EXERCISE
The records below are split into lines. How many of those lines contain the string "data"? Reply with the number only.

RECORDS PROVIDED
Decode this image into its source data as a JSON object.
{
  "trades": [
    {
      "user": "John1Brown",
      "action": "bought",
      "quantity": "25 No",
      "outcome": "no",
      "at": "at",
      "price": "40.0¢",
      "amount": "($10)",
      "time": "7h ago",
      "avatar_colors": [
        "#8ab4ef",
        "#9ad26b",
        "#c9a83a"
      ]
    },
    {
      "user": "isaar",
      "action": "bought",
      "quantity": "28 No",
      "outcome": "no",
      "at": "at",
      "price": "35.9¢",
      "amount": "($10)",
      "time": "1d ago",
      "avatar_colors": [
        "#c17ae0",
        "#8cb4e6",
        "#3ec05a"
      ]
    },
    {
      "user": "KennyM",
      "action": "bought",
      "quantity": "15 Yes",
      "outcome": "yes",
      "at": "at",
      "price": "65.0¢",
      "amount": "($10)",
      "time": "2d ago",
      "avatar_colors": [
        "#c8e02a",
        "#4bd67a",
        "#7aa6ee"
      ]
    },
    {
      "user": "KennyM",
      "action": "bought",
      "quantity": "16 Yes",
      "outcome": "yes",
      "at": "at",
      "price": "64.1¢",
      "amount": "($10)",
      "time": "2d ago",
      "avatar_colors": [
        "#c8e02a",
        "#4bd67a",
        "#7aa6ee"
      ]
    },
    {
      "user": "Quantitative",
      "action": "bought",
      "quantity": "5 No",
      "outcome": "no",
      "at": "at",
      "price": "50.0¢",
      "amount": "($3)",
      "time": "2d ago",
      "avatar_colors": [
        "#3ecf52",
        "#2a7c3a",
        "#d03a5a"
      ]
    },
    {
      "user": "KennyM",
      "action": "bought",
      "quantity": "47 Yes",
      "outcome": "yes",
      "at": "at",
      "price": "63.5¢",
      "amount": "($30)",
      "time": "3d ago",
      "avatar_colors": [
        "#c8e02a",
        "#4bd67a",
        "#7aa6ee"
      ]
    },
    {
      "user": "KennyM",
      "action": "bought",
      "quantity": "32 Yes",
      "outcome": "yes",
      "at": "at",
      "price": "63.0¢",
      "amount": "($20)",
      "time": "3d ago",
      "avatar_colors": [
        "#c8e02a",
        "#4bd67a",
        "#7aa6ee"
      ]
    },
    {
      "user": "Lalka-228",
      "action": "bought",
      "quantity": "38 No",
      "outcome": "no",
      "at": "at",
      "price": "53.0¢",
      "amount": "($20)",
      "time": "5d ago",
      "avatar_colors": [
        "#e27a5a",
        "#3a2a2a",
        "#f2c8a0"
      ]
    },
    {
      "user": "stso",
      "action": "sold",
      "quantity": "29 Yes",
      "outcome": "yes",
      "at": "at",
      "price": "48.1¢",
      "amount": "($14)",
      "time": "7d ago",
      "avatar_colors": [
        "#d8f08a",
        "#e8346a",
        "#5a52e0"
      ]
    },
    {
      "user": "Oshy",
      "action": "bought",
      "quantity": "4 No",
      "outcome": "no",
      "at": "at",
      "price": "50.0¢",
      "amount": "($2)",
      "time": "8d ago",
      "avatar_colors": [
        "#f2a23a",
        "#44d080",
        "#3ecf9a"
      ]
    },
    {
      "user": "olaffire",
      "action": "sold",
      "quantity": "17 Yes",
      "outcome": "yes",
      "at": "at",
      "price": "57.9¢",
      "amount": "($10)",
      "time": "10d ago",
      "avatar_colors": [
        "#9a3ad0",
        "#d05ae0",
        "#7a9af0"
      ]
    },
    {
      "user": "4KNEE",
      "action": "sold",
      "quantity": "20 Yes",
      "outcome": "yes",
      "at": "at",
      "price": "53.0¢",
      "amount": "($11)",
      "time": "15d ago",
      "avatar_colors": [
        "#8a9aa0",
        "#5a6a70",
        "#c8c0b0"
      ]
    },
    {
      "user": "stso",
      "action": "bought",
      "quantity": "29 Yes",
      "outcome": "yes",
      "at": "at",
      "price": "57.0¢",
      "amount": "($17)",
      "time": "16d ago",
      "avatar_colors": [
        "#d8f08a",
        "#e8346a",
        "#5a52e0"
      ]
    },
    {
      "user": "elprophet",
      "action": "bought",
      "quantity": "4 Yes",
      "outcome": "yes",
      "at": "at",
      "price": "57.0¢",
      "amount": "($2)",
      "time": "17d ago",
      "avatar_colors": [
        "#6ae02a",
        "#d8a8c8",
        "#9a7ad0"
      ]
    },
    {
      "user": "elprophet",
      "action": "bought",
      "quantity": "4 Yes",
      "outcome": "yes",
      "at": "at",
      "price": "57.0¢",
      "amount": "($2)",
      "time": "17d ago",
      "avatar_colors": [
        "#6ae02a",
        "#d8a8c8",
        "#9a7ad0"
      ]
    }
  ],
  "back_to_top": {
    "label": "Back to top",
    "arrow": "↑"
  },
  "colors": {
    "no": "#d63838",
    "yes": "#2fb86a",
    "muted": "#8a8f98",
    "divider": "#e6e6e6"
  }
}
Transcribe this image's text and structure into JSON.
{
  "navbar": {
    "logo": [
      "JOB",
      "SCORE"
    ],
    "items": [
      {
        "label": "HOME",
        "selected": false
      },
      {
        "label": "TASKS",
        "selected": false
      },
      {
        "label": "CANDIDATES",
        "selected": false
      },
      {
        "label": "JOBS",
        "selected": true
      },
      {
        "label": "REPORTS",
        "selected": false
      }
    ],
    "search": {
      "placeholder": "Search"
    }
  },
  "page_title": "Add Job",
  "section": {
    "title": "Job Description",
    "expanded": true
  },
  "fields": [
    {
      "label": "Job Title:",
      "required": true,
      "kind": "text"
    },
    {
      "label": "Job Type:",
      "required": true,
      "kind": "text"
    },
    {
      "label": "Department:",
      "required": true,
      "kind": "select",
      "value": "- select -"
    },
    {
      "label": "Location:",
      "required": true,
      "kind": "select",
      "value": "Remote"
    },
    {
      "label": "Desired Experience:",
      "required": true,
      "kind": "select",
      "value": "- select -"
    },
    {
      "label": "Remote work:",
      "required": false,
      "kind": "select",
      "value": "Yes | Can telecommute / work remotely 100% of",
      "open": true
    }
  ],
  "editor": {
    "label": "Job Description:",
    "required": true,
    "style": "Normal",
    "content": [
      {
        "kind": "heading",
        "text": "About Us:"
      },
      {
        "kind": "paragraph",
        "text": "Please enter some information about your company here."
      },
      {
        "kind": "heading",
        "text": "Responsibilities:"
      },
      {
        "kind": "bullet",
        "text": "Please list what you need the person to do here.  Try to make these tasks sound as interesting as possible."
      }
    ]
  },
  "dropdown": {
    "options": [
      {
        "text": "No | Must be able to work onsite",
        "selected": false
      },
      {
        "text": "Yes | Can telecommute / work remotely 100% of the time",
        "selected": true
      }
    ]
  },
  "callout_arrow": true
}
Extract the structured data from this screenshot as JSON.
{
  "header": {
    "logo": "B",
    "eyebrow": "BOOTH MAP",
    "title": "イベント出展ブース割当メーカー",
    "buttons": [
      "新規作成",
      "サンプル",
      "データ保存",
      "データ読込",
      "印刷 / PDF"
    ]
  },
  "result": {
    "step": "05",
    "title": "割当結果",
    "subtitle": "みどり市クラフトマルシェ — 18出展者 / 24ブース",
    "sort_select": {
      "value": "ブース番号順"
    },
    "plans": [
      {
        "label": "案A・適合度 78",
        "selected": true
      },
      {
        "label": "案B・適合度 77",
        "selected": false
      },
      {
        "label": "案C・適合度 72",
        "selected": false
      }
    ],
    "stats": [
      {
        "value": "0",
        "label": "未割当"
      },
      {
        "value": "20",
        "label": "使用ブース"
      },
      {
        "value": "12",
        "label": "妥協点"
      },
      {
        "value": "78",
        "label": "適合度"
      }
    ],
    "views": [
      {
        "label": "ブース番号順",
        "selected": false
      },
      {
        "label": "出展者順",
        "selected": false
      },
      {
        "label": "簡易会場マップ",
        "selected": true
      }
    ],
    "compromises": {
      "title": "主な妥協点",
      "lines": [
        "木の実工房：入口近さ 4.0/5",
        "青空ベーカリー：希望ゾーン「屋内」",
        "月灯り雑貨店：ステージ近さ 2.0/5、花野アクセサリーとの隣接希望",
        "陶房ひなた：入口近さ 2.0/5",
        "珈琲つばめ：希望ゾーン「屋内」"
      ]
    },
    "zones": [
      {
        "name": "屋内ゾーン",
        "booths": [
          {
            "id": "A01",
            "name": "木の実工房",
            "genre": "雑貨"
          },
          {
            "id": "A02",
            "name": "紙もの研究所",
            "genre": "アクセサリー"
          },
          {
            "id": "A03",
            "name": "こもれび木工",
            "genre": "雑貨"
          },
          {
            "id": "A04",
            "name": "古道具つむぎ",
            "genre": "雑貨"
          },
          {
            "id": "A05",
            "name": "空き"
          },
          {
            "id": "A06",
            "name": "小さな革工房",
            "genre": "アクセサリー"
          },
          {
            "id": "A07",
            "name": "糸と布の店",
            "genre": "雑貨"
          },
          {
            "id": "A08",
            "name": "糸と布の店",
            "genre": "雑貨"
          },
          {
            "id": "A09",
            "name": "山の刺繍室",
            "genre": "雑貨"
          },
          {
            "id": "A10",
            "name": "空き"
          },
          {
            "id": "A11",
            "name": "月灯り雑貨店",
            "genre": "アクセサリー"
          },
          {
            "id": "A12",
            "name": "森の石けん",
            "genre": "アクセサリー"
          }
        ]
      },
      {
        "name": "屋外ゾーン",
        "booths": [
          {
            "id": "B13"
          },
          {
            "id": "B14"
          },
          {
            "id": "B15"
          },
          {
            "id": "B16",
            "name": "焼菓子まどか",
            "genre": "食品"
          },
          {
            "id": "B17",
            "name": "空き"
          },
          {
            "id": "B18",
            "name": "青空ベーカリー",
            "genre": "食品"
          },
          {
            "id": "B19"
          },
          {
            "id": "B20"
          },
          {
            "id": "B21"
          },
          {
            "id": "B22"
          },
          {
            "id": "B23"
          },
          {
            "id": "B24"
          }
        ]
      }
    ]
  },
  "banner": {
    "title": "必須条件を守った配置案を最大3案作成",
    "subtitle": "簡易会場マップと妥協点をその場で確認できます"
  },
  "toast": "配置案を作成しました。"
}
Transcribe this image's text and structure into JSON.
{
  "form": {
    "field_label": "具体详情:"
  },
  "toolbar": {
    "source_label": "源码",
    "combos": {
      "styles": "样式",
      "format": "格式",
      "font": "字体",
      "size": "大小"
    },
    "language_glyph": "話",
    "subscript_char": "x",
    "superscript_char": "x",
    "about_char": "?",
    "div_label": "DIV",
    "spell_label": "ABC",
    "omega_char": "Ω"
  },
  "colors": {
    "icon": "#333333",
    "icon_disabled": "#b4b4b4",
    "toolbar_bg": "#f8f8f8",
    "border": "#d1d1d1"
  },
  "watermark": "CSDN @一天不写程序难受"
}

REPLY TO THE TASK
2